What to produce> Where a line in the listing below contains the word "page", copy that line.

Given information>
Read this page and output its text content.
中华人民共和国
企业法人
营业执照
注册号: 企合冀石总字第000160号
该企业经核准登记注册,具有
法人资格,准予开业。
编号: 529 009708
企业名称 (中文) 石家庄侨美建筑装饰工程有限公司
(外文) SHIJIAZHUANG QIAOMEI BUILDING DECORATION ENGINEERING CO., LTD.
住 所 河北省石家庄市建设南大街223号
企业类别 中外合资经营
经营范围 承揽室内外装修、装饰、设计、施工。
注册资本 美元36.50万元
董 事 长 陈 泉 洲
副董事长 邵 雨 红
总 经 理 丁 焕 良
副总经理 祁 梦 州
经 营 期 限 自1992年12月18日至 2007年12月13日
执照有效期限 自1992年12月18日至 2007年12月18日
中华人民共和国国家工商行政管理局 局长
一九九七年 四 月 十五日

==

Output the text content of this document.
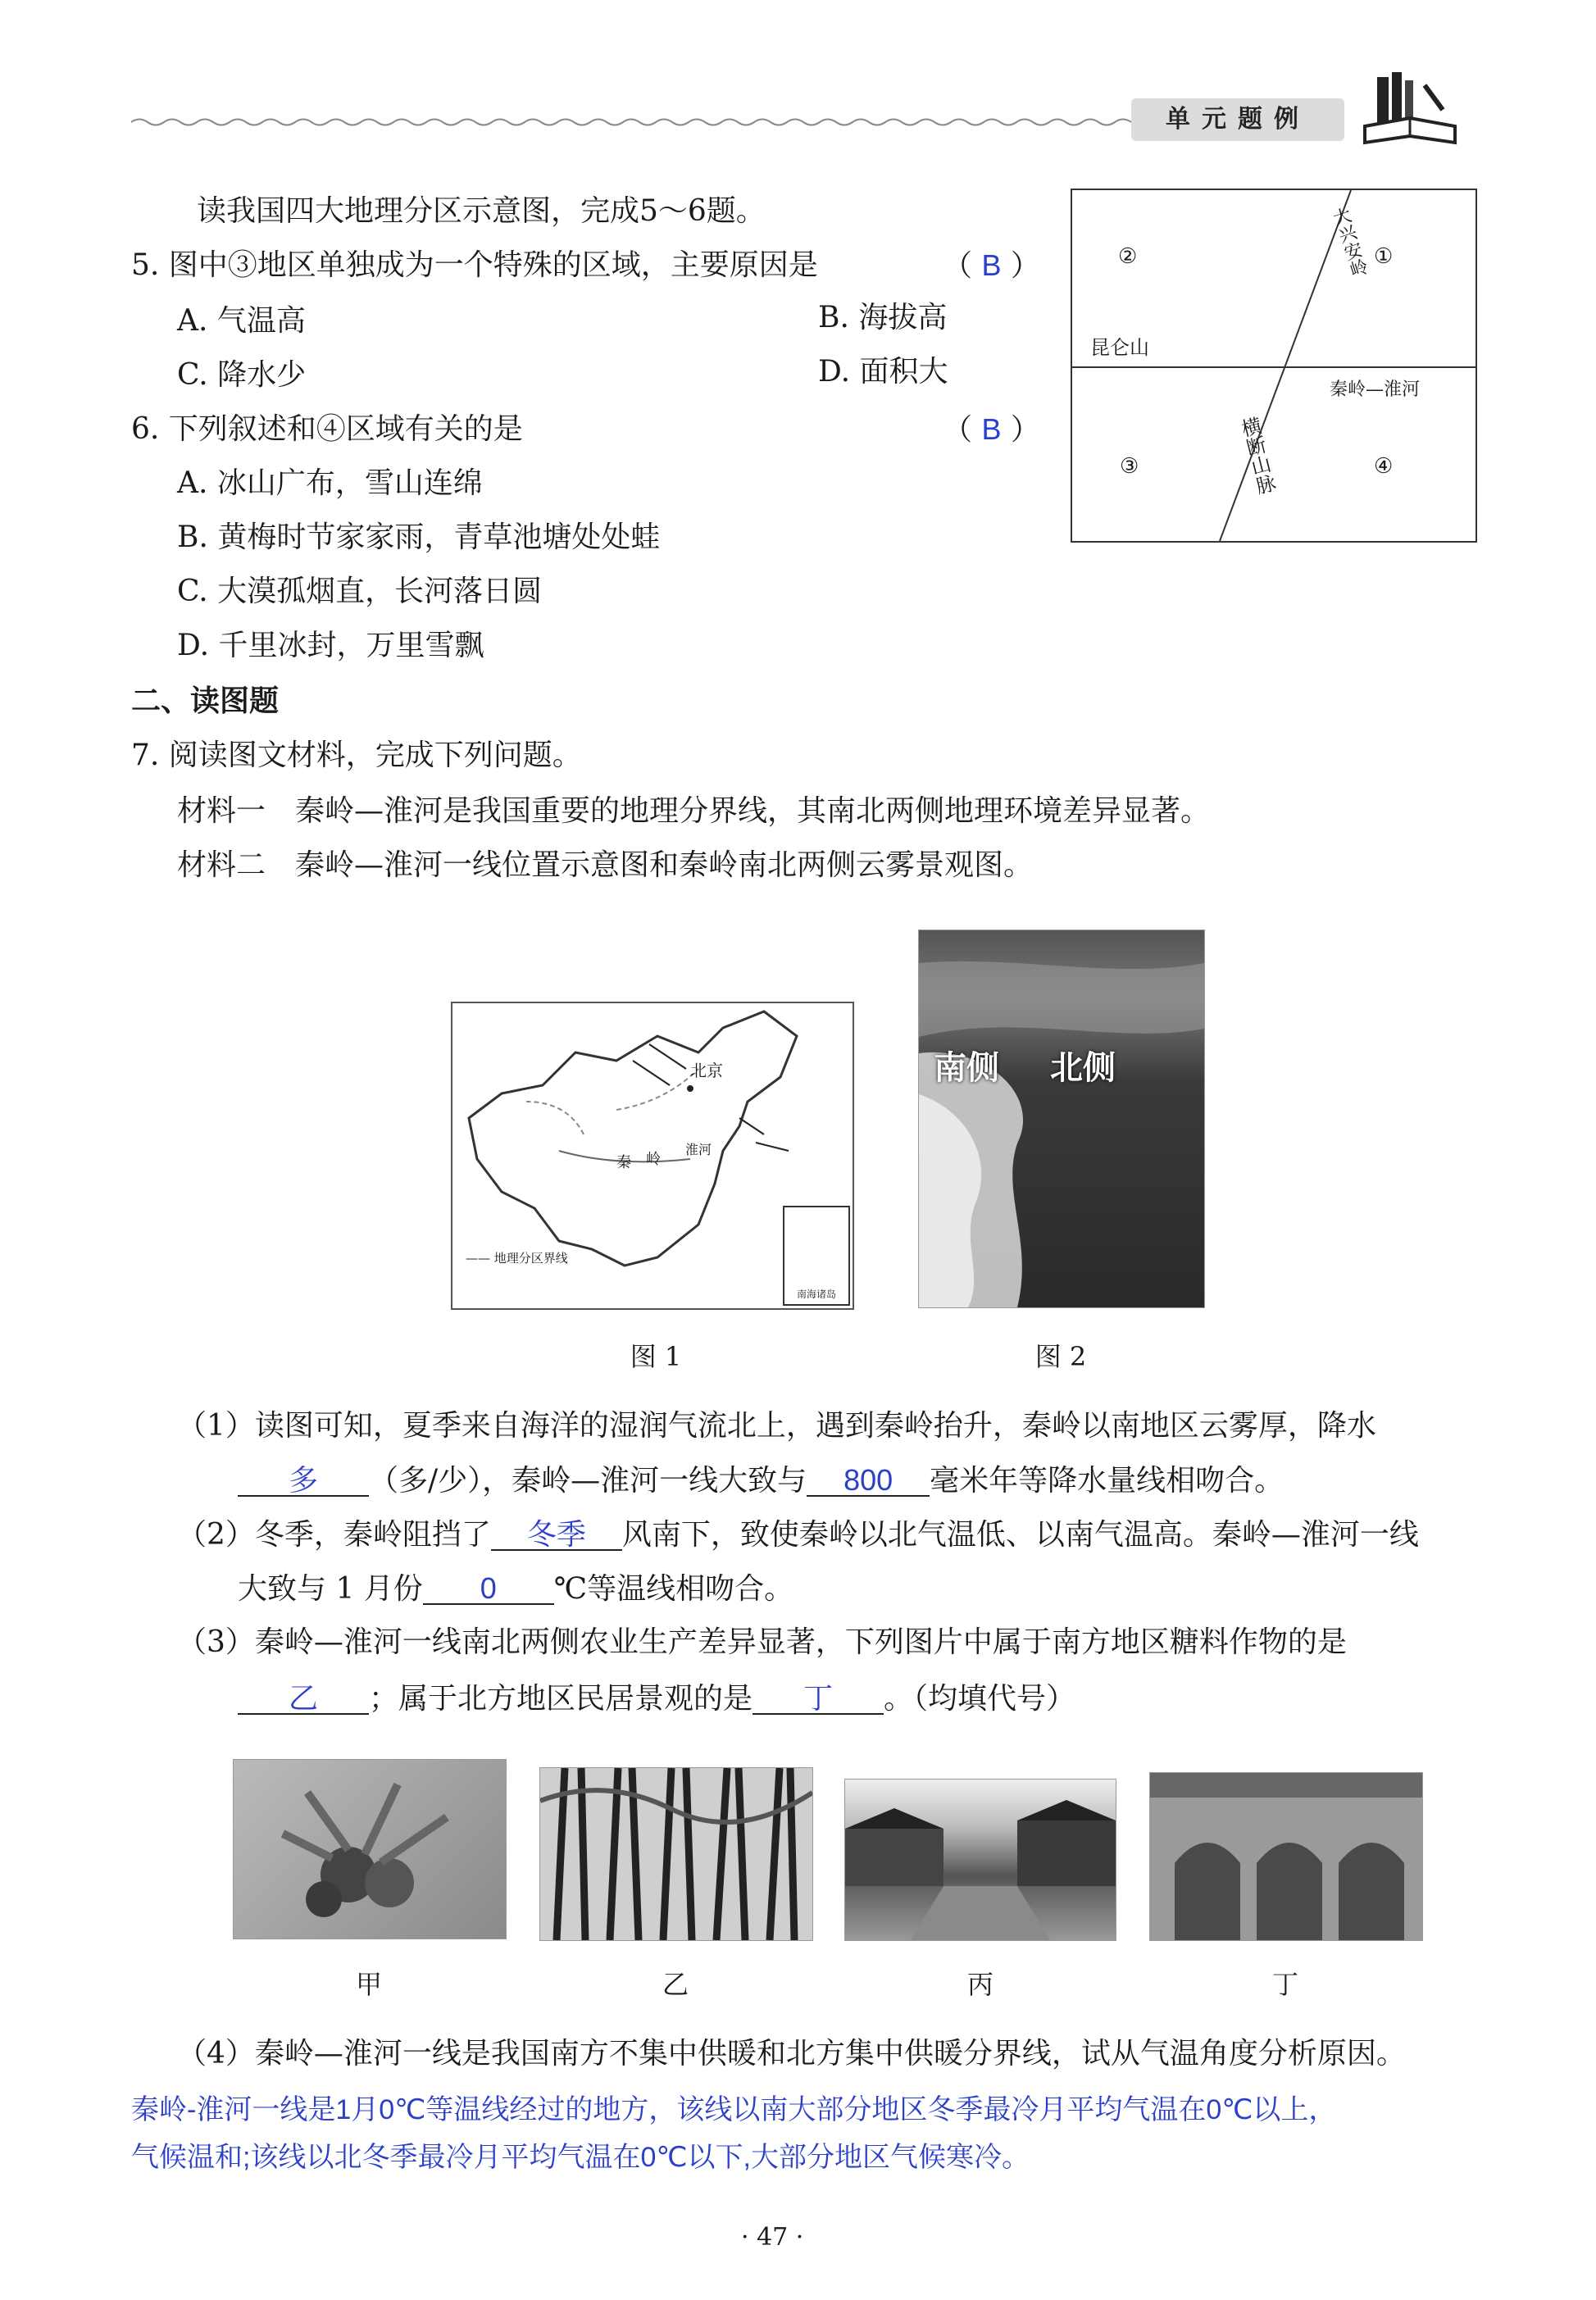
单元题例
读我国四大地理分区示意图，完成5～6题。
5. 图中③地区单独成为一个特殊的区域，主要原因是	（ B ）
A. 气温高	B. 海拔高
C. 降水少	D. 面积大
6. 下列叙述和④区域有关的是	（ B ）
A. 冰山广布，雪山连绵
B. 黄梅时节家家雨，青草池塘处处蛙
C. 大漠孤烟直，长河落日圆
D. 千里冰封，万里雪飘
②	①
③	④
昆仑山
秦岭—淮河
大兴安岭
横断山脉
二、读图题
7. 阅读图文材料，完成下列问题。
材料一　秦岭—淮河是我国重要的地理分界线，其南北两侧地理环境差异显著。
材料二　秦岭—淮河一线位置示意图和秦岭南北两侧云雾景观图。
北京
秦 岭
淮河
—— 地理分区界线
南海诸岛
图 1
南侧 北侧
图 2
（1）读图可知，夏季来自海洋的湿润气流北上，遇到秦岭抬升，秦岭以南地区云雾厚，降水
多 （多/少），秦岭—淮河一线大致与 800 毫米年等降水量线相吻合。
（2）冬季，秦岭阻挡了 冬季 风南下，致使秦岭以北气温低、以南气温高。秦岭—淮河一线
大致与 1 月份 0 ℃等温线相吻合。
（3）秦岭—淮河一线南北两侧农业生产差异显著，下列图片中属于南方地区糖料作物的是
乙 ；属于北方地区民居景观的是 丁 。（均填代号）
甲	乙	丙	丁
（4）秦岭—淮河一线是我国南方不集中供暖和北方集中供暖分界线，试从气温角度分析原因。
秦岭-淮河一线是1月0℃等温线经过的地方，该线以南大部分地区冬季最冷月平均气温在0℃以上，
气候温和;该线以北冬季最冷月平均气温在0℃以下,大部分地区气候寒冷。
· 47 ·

...

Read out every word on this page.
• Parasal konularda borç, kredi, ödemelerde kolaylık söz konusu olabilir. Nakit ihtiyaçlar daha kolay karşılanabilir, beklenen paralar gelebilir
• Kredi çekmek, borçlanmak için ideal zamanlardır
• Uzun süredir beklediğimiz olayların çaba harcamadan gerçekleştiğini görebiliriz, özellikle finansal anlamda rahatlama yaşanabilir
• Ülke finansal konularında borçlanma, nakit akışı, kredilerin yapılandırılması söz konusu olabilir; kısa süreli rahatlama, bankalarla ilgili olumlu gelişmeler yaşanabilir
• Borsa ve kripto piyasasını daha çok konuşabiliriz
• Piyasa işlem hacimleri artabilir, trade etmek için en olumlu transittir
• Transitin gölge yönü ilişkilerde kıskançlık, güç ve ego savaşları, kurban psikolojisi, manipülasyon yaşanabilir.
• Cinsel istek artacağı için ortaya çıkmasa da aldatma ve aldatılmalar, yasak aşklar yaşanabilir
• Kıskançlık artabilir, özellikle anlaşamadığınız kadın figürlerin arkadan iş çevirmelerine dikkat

Output for this task>
Read this page and output its text content.
Read out every word on this page.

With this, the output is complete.